Setze die Forumsdiskussion über PCS7 im Quellenauszug nach ihrer letzten Zeile fort.

Quellenauszug
______

Grundsätzlich empfehle ich für PCS7 immer ne Schulung bei Siemens. Sonst verrennt man sie ganz schnell in die falsche Richtung.


----------



## ducati (5 Februar 2020)

Als Vorteil für den Anlagenbetreiber bei PCS7 sehe ich, dass man keinen eigenen Werksstandard entwickeln muss, sondern durch die Vorgabe PCS7 sind alle Anlagen von verschiedenen Lieferanten im Groben ähnlich aufgebaut und haben die ähnliche Bedienphilosophie... Vorausgesetzt, die Lieferanten halten sich an den PCS7 Standard


----------



## Draco Malfoy (6 Februar 2020)

______

Gegebene Informationen

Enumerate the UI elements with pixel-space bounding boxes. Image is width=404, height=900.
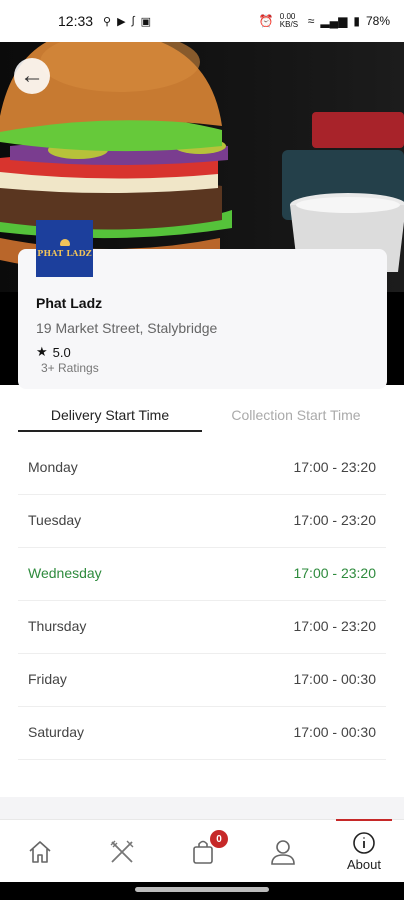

______

Antwort
ducati schrieb:


> Als Vorteil für den Anlagenbetreiber bei PCS7 sehe ich, dass man keinen eigenen Werksstandard entwickeln muss, sondern durch die Vorgabe PCS7 sind alle Anlagen von verschiedenen Lieferanten im Groben ähnlich aufgebaut und haben die ähnliche Bedienphilosophie... Vorausgesetzt, die Lieferanten halten sich an den PCS7 Standard



Der Vorteil von PCS7 liegt in der Massenverarbeitung und in der Anwendung von Musterlösungen.


----------



## StP (13 Februar 2020)

Warwick schrieb:


> *Wo unterscheidet sich nun die Programmierung einer SPS mit FUP/AWL zur CFC-Programmierung?*



Der größte Vorteil von CFC liegt meines Erachtens nach in der besseren Lesbarkeit/Strukturierbarkeit des Programms.
Prozessanlagen bestehen oft aus sehr vielen, sich sehr oft wiederholenden Einheiten (zB. Analogmessungen, Ventile, Pumpen).
Ohne CFC packt man meist alle gleichartigen Aufrufe von Bibliotheksbausteinen in einen FC/Multiinstanz-FB. Dort scrollt man dann meist von Netzwerk zu Netzwerk bis man das entsprechende Teil gefunden hat und sucht sich dann über die Querverweise raus, wo genau der High-Alarm überall verwendet wird.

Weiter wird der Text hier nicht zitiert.